● **Description of the task**: Write out the material exactly. Do not include the pictures.

===== Supplied material

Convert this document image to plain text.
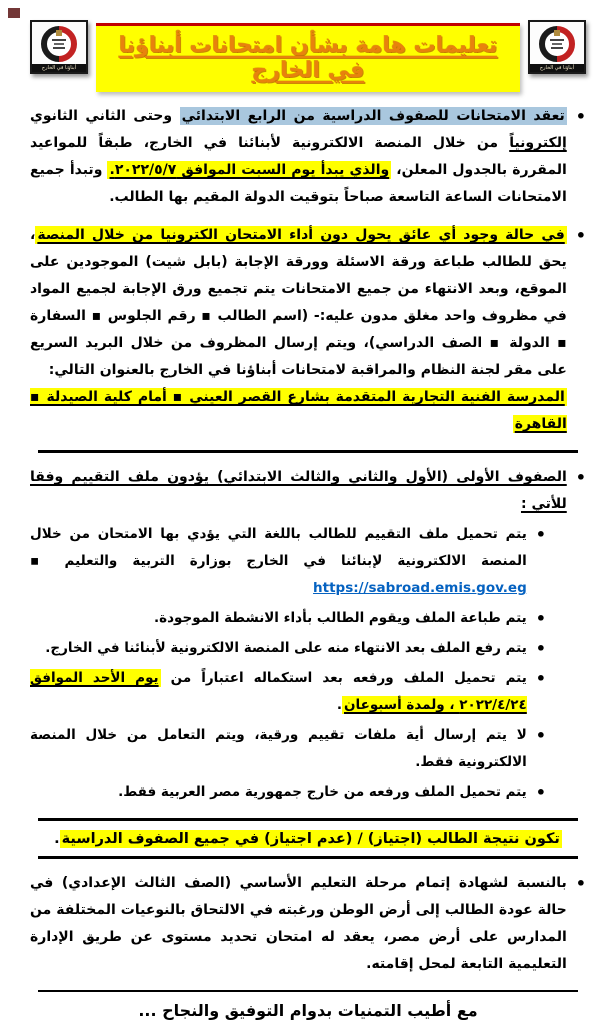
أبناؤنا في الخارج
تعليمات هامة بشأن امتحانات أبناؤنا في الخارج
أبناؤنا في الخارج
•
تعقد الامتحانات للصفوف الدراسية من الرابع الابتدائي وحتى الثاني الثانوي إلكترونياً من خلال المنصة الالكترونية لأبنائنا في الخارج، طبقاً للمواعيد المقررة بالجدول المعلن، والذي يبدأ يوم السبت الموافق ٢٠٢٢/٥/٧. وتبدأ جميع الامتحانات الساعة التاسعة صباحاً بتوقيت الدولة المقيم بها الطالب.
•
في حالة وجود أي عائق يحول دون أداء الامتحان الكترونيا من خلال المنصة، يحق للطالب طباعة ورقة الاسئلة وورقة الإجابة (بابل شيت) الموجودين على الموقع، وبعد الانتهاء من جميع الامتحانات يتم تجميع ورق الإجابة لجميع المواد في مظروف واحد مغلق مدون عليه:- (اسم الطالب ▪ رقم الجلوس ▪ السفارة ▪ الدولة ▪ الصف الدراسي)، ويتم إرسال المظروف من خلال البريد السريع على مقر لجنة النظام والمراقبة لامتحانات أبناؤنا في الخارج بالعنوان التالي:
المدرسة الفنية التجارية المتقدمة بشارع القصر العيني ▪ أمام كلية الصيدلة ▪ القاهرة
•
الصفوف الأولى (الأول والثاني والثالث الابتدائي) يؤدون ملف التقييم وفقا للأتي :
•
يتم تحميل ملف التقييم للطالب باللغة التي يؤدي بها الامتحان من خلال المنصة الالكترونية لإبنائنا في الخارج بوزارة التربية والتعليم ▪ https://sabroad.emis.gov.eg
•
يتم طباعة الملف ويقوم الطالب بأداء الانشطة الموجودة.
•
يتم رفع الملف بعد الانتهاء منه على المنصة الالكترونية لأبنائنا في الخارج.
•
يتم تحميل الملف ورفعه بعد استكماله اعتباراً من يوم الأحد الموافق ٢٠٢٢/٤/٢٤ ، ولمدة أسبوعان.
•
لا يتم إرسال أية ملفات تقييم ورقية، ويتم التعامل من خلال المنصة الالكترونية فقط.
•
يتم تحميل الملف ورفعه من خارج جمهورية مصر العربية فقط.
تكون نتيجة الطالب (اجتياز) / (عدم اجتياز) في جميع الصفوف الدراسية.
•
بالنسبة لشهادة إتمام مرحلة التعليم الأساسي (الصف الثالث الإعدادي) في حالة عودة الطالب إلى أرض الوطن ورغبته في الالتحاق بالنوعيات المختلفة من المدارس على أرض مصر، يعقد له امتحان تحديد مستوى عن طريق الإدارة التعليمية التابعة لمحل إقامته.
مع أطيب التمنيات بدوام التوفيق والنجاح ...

==========

● **Finished exercise**:
Convert this document image to plain text.
أبناؤنا في الخارج
تعليمات هامة بشأن امتحانات أبناؤنا في الخارج
أبناؤنا في الخارج
•
تعقد الامتحانات للصفوف الدراسية من الرابع الابتدائي وحتى الثاني الثانوي إلكترونياً من خلال المنصة الالكترونية لأبنائنا في الخارج، طبقاً للمواعيد المقررة بالجدول المعلن، والذي يبدأ يوم السبت الموافق ٢٠٢٢/٥/٧. وتبدأ جميع الامتحانات الساعة التاسعة صباحاً بتوقيت الدولة المقيم بها الطالب.
•
في حالة وجود أي عائق يحول دون أداء الامتحان الكترونيا من خلال المنصة، يحق للطالب طباعة ورقة الاسئلة وورقة الإجابة (بابل شيت) الموجودين على الموقع، وبعد الانتهاء من جميع الامتحانات يتم تجميع ورق الإجابة لجميع المواد في مظروف واحد مغلق مدون عليه:- (اسم الطالب ▪ رقم الجلوس ▪ السفارة ▪ الدولة ▪ الصف الدراسي)، ويتم إرسال المظروف من خلال البريد السريع على مقر لجنة النظام والمراقبة لامتحانات أبناؤنا في الخارج بالعنوان التالي:
المدرسة الفنية التجارية المتقدمة بشارع القصر العيني ▪ أمام كلية الصيدلة ▪ القاهرة
•
الصفوف الأولى (الأول والثاني والثالث الابتدائي) يؤدون ملف التقييم وفقا للأتي :
•
يتم تحميل ملف التقييم للطالب باللغة التي يؤدي بها الامتحان من خلال المنصة الالكترونية لإبنائنا في الخارج بوزارة التربية والتعليم ▪ https://sabroad.emis.gov.eg
•
يتم طباعة الملف ويقوم الطالب بأداء الانشطة الموجودة.
•
يتم رفع الملف بعد الانتهاء منه على المنصة الالكترونية لأبنائنا في الخارج.
•
يتم تحميل الملف ورفعه بعد استكماله اعتباراً من يوم الأحد الموافق ٢٠٢٢/٤/٢٤ ، ولمدة أسبوعان.
•
لا يتم إرسال أية ملفات تقييم ورقية، ويتم التعامل من خلال المنصة الالكترونية فقط.
•
يتم تحميل الملف ورفعه من خارج جمهورية مصر العربية فقط.
تكون نتيجة الطالب (اجتياز) / (عدم اجتياز) في جميع الصفوف الدراسية.
•
بالنسبة لشهادة إتمام مرحلة التعليم الأساسي (الصف الثالث الإعدادي) في حالة عودة الطالب إلى أرض الوطن ورغبته في الالتحاق بالنوعيات المختلفة من المدارس على أرض مصر، يعقد له امتحان تحديد مستوى عن طريق الإدارة التعليمية التابعة لمحل إقامته.
مع أطيب التمنيات بدوام التوفيق والنجاح ...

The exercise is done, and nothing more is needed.